* begin Dataset extract *
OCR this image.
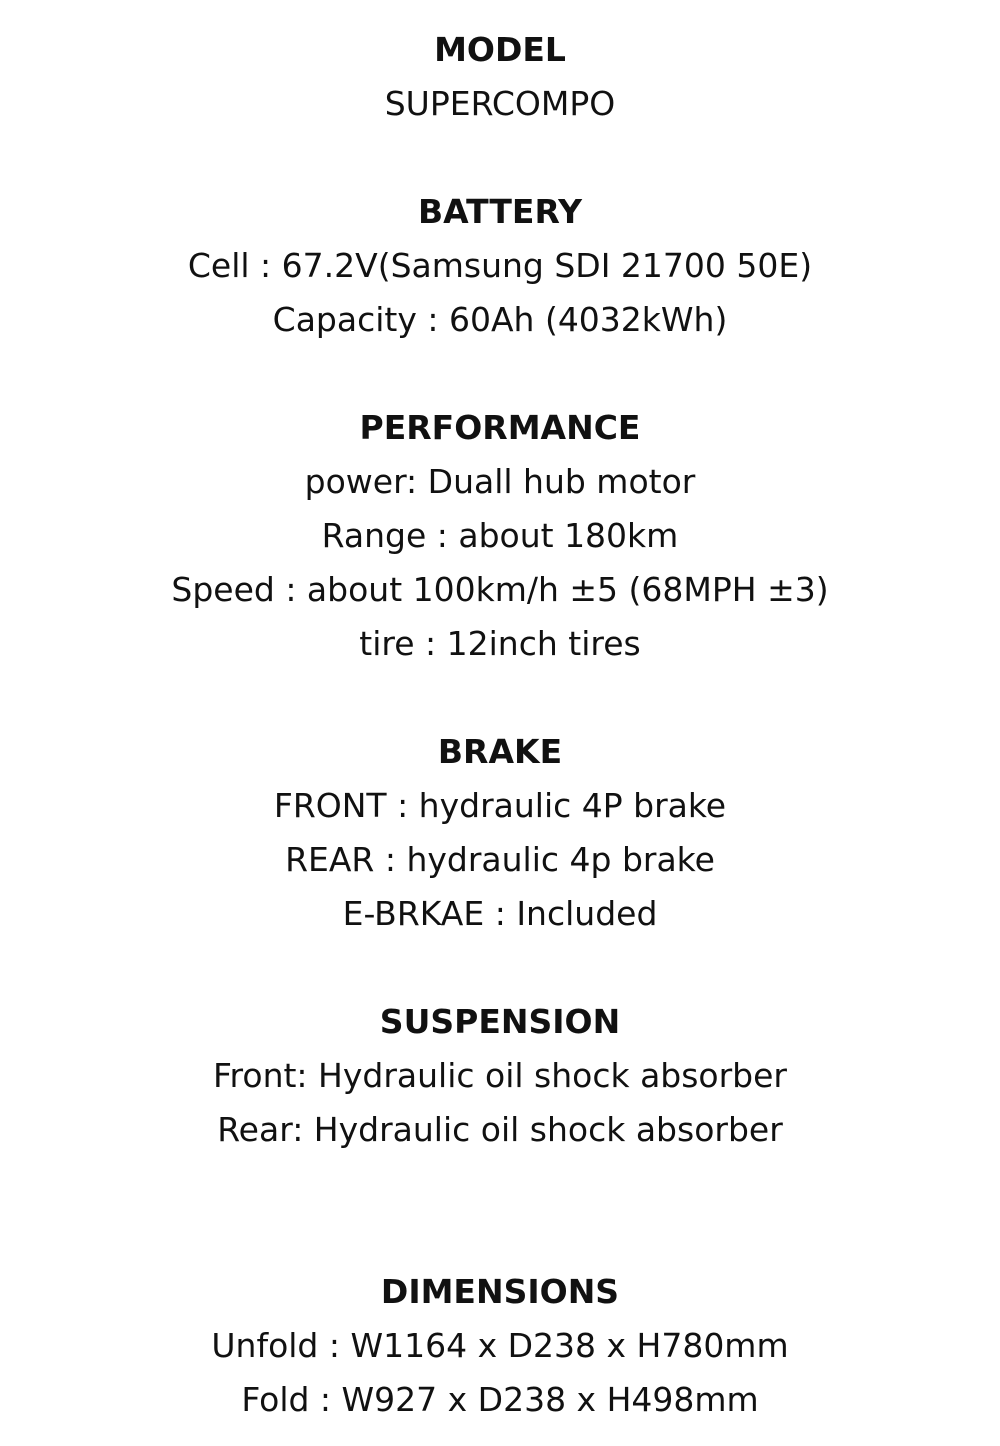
MODEL
SUPERCOMPO
BATTERY
Cell : 67.2V(Samsung SDI 21700 50E)
Capacity : 60Ah (4032kWh)
PERFORMANCE
power: Duall hub motor
Range : about 180km
Speed : about 100km/h ±5 (68MPH ±3)
tire : 12inch tires
BRAKE
FRONT : hydraulic 4P brake
REAR : hydraulic 4p brake
E-BRKAE : Included
SUSPENSION
Front: Hydraulic oil shock absorber
Rear: Hydraulic oil shock absorber
DIMENSIONS
Unfold : W1164 x D238 x H780mm
Fold : W927 x D238 x H498mm
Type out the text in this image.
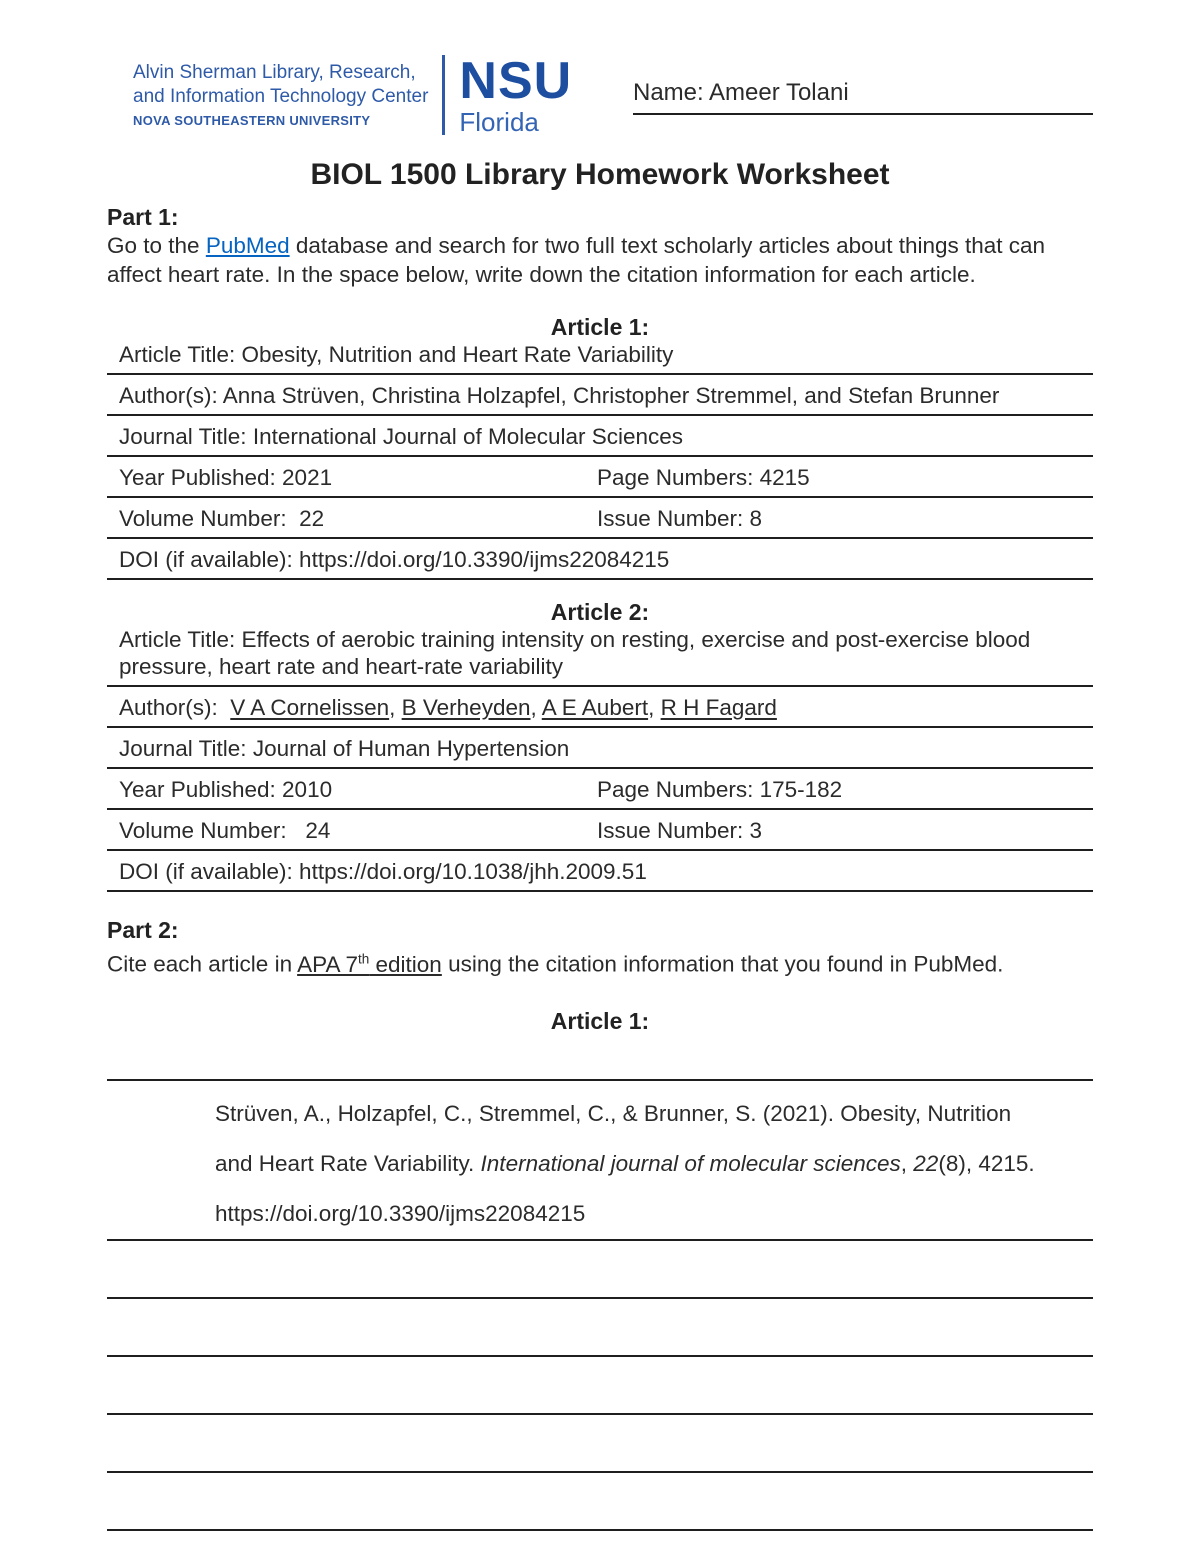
Alvin Sherman Library, Research,
and Information Technology Center
NOVA SOUTHEASTERN UNIVERSITY
NSU
Florida
Name: Ameer Tolani
BIOL 1500 Library Homework Worksheet
Part 1:
Go to the PubMed database and search for two full text scholarly articles about things that can affect heart rate. In the space below, write down the citation information for each article.
Article 1:
Article Title: Obesity, Nutrition and Heart Rate Variability
Author(s): Anna Strüven, Christina Holzapfel, Christopher Stremmel, and Stefan Brunner
Journal Title: International Journal of Molecular Sciences
Year Published: 2021	Page Numbers: 4215
Volume Number:  22	Issue Number: 8
DOI (if available): https://doi.org/10.3390/ijms22084215
Article 2:
Article Title: Effects of aerobic training intensity on resting, exercise and post-exercise blood pressure, heart rate and heart-rate variability
Author(s):  V A Cornelissen, B Verheyden, A E Aubert, R H Fagard
Journal Title: Journal of Human Hypertension
Year Published: 2010	Page Numbers: 175-182
Volume Number:   24	Issue Number: 3
DOI (if available): https://doi.org/10.1038/jhh.2009.51
Part 2:
Cite each article in APA 7th edition using the citation information that you found in PubMed.
Article 1:
Strüven, A., Holzapfel, C., Stremmel, C., & Brunner, S. (2021). Obesity, Nutrition
and Heart Rate Variability. International journal of molecular sciences, 22(8), 4215.
https://doi.org/10.3390/ijms22084215
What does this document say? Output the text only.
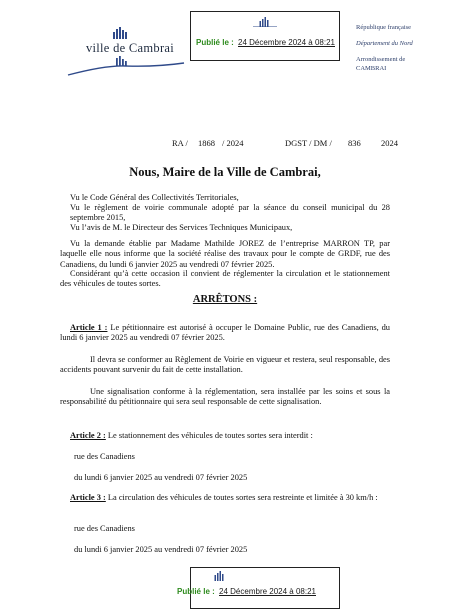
ville de Cambrai	Publié le : 24 Décembre 2024 à 08:21
République française
Département du Nord
Arrondissement de CAMBRAI
RA / 1868 / 2024	DGST / DM / 836 2024
Nous, Maire de la Ville de Cambrai,
Vu le Code Général des Collectivités Territoriales,
Vu le règlement de voirie communale adopté par la séance du conseil municipal du 28 septembre 2015,
Vu l’avis de M. le Directeur des Services Techniques Municipaux,
Vu la demande établie par Madame Mathilde JOREZ de l’entreprise MARRON TP, par laquelle elle nous informe que la société réalise des travaux pour le compte de GRDF, rue des Canadiens, du lundi 6 janvier 2025 au vendredi 07 février 2025.
Considérant qu’à cette occasion il convient de réglementer la circulation et le stationnement des véhicules de toutes sortes.
ARRÊTONS :
Article 1 : Le pétitionnaire est autorisé à occuper le Domaine Public, rue des Canadiens, du lundi 6 janvier 2025 au vendredi 07 février 2025.
Il devra se conformer au Règlement de Voirie en vigueur et restera, seul responsable, des accidents pouvant survenir du fait de cette installation.
Une signalisation conforme à la réglementation, sera installée par les soins et sous la responsabilité du pétitionnaire qui sera seul responsable de cette signalisation.
Article 2 : Le stationnement des véhicules de toutes sortes sera interdit :
rue des Canadiens
du lundi 6 janvier 2025 au vendredi 07 février 2025
Article 3 : La circulation des véhicules de toutes sortes sera restreinte et limitée à 30 km/h :
rue des Canadiens
du lundi 6 janvier 2025 au vendredi 07 février 2025
Publié le : 24 Décembre 2024 à 08:21
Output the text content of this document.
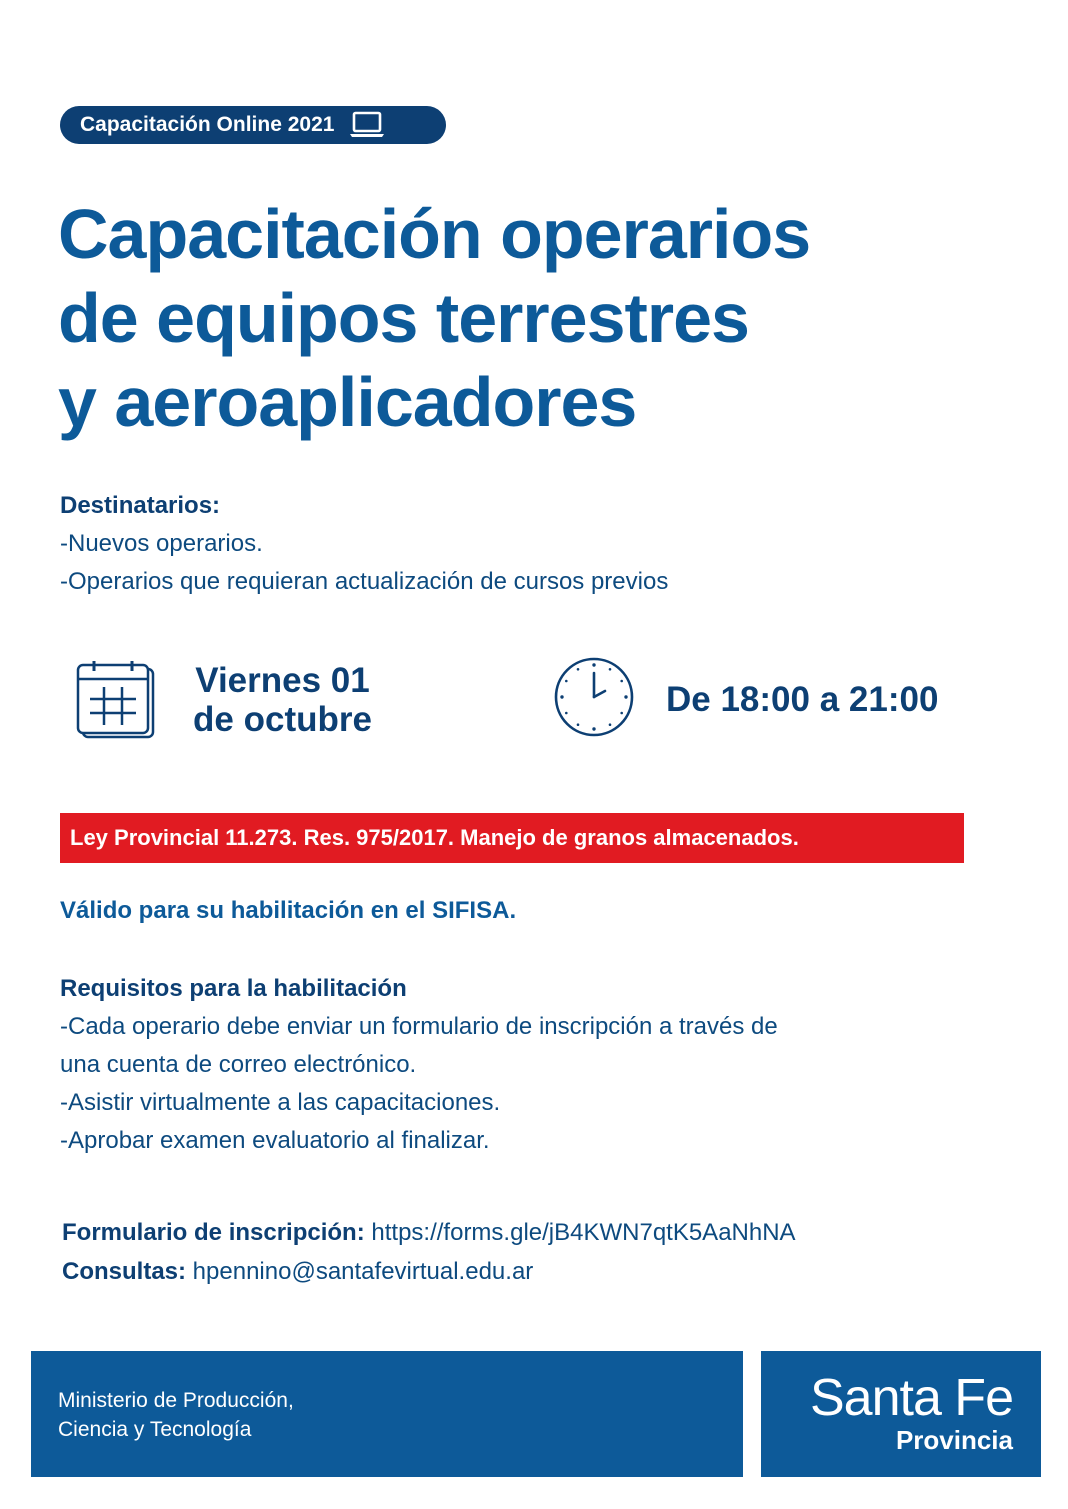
Capacitación Online 2021
Capacitación operarios
de equipos terrestres
y aeroaplicadores
Destinatarios:
-Nuevos operarios.
-Operarios que requieran actualización de cursos previos
Viernes 01
de octubre
De 18:00 a 21:00
Ley Provincial 11.273. Res. 975/2017. Manejo de granos almacenados.
Válido para su habilitación en el SIFISA.
Requisitos para la habilitación
-Cada operario debe enviar un formulario de inscripción a través de
una cuenta de correo electrónico.
-Asistir virtualmente a las capacitaciones.
-Aprobar examen evaluatorio al finalizar.
Formulario de inscripción: https://forms.gle/jB4KWN7qtK5AaNhNA
Consultas: hpennino@santafevirtual.edu.ar
Ministerio de Producción,
Ciencia y Tecnología
Santa Fe
Provincia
* end Dataset extract *
Written task:
Write out the whole listing exactly, and drop the pictures.

Written response:
OCR this image.
MODEL
SUPERCOMPO
BATTERY
Cell : 67.2V(Samsung SDI 21700 50E)
Capacity : 60Ah (4032kWh)
PERFORMANCE
power: Duall hub motor
Range : about 180km
Speed : about 100km/h ±5 (68MPH ±3)
tire : 12inch tires
BRAKE
FRONT : hydraulic 4P brake
REAR : hydraulic 4p brake
E-BRKAE : Included
SUSPENSION
Front: Hydraulic oil shock absorber
Rear: Hydraulic oil shock absorber
DIMENSIONS
Unfold : W1164 x D238 x H780mm
Fold : W927 x D238 x H498mm
Type out the text in this image.
Alvin Sherman Library, Research,
and Information Technology Center
NOVA SOUTHEASTERN UNIVERSITY
NSU
Florida
Name: Ameer Tolani
BIOL 1500 Library Homework Worksheet
Part 1:
Go to the PubMed database and search for two full text scholarly articles about things that can affect heart rate. In the space below, write down the citation information for each article.
Article 1:
Article Title: Obesity, Nutrition and Heart Rate Variability
Author(s): Anna Strüven, Christina Holzapfel, Christopher Stremmel, and Stefan Brunner
Journal Title: International Journal of Molecular Sciences
Year Published: 2021	Page Numbers: 4215
Volume Number:  22	Issue Number: 8
DOI (if available): https://doi.org/10.3390/ijms22084215
Article 2:
Article Title: Effects of aerobic training intensity on resting, exercise and post-exercise blood pressure, heart rate and heart-rate variability
Author(s):  V A Cornelissen, B Verheyden, A E Aubert, R H Fagard
Journal Title: Journal of Human Hypertension
Year Published: 2010	Page Numbers: 175-182
Volume Number:   24	Issue Number: 3
DOI (if available): https://doi.org/10.1038/jhh.2009.51
Part 2:
Cite each article in APA 7th edition using the citation information that you found in PubMed.
Article 1:
Strüven, A., Holzapfel, C., Stremmel, C., & Brunner, S. (2021). Obesity, Nutrition
and Heart Rate Variability. International journal of molecular sciences, 22(8), 4215.
https://doi.org/10.3390/ijms22084215
What does this document say? Output the text only.
ville de Cambrai	Publié le : 24 Décembre 2024 à 08:21
République française
Département du Nord
Arrondissement de CAMBRAI
RA / 1868 / 2024	DGST / DM / 836 2024
Nous, Maire de la Ville de Cambrai,
Vu le Code Général des Collectivités Territoriales,
Vu le règlement de voirie communale adopté par la séance du conseil municipal du 28 septembre 2015,
Vu l’avis de M. le Directeur des Services Techniques Municipaux,
Vu la demande établie par Madame Mathilde JOREZ de l’entreprise MARRON TP, par laquelle elle nous informe que la société réalise des travaux pour le compte de GRDF, rue des Canadiens, du lundi 6 janvier 2025 au vendredi 07 février 2025.
Considérant qu’à cette occasion il convient de réglementer la circulation et le stationnement des véhicules de toutes sortes.
ARRÊTONS :
Article 1 : Le pétitionnaire est autorisé à occuper le Domaine Public, rue des Canadiens, du lundi 6 janvier 2025 au vendredi 07 février 2025.
Il devra se conformer au Règlement de Voirie en vigueur et restera, seul responsable, des accidents pouvant survenir du fait de cette installation.
Une signalisation conforme à la réglementation, sera installée par les soins et sous la responsabilité du pétitionnaire qui sera seul responsable de cette signalisation.
Article 2 : Le stationnement des véhicules de toutes sortes sera interdit :
rue des Canadiens
du lundi 6 janvier 2025 au vendredi 07 février 2025
Article 3 : La circulation des véhicules de toutes sortes sera restreinte et limitée à 30 km/h :
rue des Canadiens
du lundi 6 janvier 2025 au vendredi 07 février 2025
Publié le : 24 Décembre 2024 à 08:21
Output the text content of this document.
Capacitación Online 2021
Capacitación operarios
de equipos terrestres
y aeroaplicadores
Destinatarios:
-Nuevos operarios.
-Operarios que requieran actualización de cursos previos
Viernes 01
de octubre
De 18:00 a 21:00
Ley Provincial 11.273. Res. 975/2017. Manejo de granos almacenados.
Válido para su habilitación en el SIFISA.
Requisitos para la habilitación
-Cada operario debe enviar un formulario de inscripción a través de
una cuenta de correo electrónico.
-Asistir virtualmente a las capacitaciones.
-Aprobar examen evaluatorio al finalizar.
Formulario de inscripción: https://forms.gle/jB4KWN7qtK5AaNhNA
Consultas: hpennino@santafevirtual.edu.ar
Ministerio de Producción,
Ciencia y Tecnología
Santa Fe
Provincia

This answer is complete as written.